** begin **

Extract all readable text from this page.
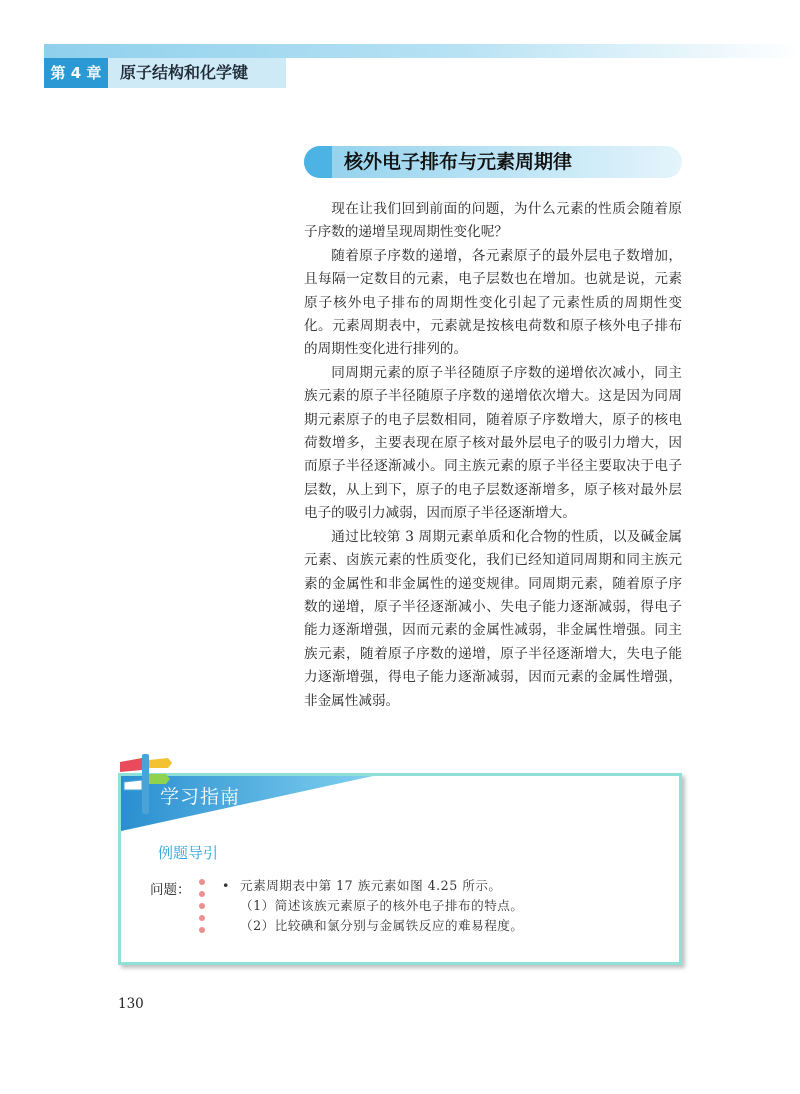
第 4 章	原子结构和化学键
核外电子排布与元素周期律

现在让我们回到前面的问题，为什么元素的性质会随着原子序数的递增呈现周期性变化呢？

随着原子序数的递增，各元素原子的最外层电子数增加，且每隔一定数目的元素，电子层数也在增加。也就是说，元素原子核外电子排布的周期性变化引起了元素性质的周期性变化。元素周期表中，元素就是按核电荷数和原子核外电子排布的周期性变化进行排列的。

同周期元素的原子半径随原子序数的递增依次减小，同主族元素的原子半径随原子序数的递增依次增大。这是因为同周期元素原子的电子层数相同，随着原子序数增大，原子的核电荷数增多，主要表现在原子核对最外层电子的吸引力增大，因而原子半径逐渐减小。同主族元素的原子半径主要取决于电子层数，从上到下，原子的电子层数逐渐增多，原子核对最外层电子的吸引力减弱，因而原子半径逐渐增大。

通过比较第 3 周期元素单质和化合物的性质，以及碱金属元素、卤族元素的性质变化，我们已经知道同周期和同主族元素的金属性和非金属性的递变规律。同周期元素，随着原子序数的递增，原子半径逐渐减小、失电子能力逐渐减弱，得电子能力逐渐增强，因而元素的金属性减弱，非金属性增强。同主族元素，随着原子序数的递增，原子半径逐渐增大，失电子能力逐渐增强，得电子能力逐渐减弱，因而元素的金属性增强，非金属性减弱。

学习指南
例题导引
问题：	• 元素周期表中第 17 族元素如图 4.25 所示。
（1）简述该族元素原子的核外电子排布的特点。
（2）比较碘和氯分别与金属铁反应的难易程度。
130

** end **

■ **WHAT YOU HAVE TO DO**:
Give back the entries verbatim. Do not include any picture.

■ **THE RESPONSE**:
Extract all readable text from this page.
第 4 章	原子结构和化学键
核外电子排布与元素周期律

现在让我们回到前面的问题，为什么元素的性质会随着原子序数的递增呈现周期性变化呢？

随着原子序数的递增，各元素原子的最外层电子数增加，且每隔一定数目的元素，电子层数也在增加。也就是说，元素原子核外电子排布的周期性变化引起了元素性质的周期性变化。元素周期表中，元素就是按核电荷数和原子核外电子排布的周期性变化进行排列的。

同周期元素的原子半径随原子序数的递增依次减小，同主族元素的原子半径随原子序数的递增依次增大。这是因为同周期元素原子的电子层数相同，随着原子序数增大，原子的核电荷数增多，主要表现在原子核对最外层电子的吸引力增大，因而原子半径逐渐减小。同主族元素的原子半径主要取决于电子层数，从上到下，原子的电子层数逐渐增多，原子核对最外层电子的吸引力减弱，因而原子半径逐渐增大。

通过比较第 3 周期元素单质和化合物的性质，以及碱金属元素、卤族元素的性质变化，我们已经知道同周期和同主族元素的金属性和非金属性的递变规律。同周期元素，随着原子序数的递增，原子半径逐渐减小、失电子能力逐渐减弱，得电子能力逐渐增强，因而元素的金属性减弱，非金属性增强。同主族元素，随着原子序数的递增，原子半径逐渐增大，失电子能力逐渐增强，得电子能力逐渐减弱，因而元素的金属性增强，非金属性减弱。

学习指南
例题导引
问题：	• 元素周期表中第 17 族元素如图 4.25 所示。
（1）简述该族元素原子的核外电子排布的特点。
（2）比较碘和氯分别与金属铁反应的难易程度。
130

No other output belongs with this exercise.